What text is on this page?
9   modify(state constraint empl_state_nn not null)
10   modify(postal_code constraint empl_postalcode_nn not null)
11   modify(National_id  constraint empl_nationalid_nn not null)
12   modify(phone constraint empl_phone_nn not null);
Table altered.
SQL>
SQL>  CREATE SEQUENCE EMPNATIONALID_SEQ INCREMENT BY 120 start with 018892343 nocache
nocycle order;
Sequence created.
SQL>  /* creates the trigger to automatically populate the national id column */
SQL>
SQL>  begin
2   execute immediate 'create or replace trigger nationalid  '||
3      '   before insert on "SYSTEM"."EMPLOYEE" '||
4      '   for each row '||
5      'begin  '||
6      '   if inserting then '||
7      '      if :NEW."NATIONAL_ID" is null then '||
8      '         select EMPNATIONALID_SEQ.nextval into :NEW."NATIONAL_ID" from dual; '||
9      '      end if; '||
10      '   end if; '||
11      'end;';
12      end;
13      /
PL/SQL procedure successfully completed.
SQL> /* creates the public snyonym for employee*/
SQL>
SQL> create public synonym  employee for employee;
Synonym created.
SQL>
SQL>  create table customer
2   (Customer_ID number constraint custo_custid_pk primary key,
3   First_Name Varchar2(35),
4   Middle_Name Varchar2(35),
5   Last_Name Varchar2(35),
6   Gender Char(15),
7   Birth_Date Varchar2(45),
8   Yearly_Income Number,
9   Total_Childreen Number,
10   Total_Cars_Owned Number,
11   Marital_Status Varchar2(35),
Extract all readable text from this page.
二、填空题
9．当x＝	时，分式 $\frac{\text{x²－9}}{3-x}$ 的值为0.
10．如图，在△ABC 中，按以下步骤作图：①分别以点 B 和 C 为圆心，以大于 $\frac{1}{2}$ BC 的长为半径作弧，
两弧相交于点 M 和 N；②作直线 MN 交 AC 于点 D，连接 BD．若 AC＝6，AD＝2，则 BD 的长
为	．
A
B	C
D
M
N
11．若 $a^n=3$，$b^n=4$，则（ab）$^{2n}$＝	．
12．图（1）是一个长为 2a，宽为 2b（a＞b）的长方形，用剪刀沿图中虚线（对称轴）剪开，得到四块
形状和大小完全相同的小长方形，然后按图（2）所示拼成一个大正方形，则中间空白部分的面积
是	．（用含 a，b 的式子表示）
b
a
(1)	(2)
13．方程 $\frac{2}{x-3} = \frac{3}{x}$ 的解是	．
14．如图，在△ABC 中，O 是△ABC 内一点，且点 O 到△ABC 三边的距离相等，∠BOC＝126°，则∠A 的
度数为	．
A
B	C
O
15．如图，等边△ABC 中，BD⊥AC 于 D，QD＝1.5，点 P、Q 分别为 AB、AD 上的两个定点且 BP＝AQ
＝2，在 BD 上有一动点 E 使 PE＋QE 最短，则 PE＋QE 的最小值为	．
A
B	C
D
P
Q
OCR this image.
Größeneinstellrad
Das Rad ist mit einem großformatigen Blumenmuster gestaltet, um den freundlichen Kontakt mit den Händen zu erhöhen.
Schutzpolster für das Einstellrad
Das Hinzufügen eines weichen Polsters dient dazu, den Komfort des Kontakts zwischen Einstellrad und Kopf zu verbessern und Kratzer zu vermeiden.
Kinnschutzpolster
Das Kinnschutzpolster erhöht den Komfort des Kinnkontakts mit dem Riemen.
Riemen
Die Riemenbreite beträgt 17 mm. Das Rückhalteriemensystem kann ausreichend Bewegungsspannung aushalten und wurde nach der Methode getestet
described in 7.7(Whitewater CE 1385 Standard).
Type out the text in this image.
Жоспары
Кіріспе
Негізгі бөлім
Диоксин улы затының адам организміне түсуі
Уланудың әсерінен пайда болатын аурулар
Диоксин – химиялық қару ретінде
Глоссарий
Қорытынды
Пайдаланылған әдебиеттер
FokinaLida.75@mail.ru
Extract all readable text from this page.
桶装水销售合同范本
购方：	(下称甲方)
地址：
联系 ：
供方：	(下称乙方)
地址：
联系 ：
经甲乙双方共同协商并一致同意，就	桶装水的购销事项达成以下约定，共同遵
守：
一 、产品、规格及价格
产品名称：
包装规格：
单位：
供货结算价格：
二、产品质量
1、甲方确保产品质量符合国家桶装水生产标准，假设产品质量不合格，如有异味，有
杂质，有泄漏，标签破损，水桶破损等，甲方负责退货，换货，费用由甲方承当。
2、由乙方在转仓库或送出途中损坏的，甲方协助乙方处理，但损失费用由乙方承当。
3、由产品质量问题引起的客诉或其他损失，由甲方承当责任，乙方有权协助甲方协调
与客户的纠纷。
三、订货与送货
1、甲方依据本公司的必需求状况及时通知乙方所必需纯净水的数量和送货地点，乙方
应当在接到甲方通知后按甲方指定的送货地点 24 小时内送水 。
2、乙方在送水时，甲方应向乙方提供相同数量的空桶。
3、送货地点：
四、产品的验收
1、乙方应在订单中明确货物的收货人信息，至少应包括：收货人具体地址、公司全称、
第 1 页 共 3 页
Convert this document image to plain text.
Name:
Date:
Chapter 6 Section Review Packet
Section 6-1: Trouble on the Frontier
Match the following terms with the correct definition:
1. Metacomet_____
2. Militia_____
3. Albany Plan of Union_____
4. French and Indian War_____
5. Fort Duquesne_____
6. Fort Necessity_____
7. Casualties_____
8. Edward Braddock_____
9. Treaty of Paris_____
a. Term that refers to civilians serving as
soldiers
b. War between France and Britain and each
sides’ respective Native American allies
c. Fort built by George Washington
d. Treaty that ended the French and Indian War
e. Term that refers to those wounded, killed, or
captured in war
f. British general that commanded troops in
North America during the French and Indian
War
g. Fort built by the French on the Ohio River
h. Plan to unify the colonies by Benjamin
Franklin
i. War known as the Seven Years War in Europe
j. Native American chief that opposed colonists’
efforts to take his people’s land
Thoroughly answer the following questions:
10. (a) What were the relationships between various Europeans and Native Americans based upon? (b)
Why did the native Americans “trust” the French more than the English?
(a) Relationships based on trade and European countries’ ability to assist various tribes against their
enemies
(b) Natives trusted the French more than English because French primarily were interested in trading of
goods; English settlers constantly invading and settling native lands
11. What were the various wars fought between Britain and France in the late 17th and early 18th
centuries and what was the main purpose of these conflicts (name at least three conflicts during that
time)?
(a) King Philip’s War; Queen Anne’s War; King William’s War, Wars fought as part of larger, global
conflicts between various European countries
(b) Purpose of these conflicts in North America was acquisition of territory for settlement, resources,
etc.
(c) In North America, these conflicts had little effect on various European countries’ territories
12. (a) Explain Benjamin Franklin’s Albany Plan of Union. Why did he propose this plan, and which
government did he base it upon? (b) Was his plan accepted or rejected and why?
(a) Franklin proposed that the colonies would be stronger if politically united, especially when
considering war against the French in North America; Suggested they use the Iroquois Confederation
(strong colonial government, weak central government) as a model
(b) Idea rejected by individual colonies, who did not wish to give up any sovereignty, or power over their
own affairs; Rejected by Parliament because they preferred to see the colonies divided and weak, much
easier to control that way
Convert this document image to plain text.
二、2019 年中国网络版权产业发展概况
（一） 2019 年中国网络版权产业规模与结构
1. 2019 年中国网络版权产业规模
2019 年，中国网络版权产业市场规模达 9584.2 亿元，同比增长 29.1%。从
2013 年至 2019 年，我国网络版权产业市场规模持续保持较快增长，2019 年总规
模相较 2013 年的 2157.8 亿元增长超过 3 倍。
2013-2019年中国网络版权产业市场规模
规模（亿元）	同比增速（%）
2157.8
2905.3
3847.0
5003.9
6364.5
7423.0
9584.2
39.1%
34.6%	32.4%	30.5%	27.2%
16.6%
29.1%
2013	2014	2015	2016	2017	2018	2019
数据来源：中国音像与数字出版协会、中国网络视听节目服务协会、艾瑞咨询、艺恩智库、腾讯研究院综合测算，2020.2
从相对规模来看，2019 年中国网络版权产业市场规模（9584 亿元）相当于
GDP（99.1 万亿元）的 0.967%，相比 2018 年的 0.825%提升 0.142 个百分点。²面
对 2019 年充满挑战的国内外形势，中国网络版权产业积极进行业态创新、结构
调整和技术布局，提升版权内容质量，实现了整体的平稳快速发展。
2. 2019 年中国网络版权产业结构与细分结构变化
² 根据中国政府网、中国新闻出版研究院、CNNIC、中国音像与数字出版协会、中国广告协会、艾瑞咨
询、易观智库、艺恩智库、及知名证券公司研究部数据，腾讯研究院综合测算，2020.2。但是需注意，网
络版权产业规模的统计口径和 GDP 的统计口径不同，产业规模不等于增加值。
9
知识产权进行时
=-=-=-=-=
*PROBLEM DESCRIPTION*
Copy, from the material, each line that holds the string "modify".

*TASK RESPONSE*
9   modify(state constraint empl_state_nn not null)
10   modify(postal_code constraint empl_postalcode_nn not null)
11   modify(National_id  constraint empl_nationalid_nn not null)
12   modify(phone constraint empl_phone_nn not null);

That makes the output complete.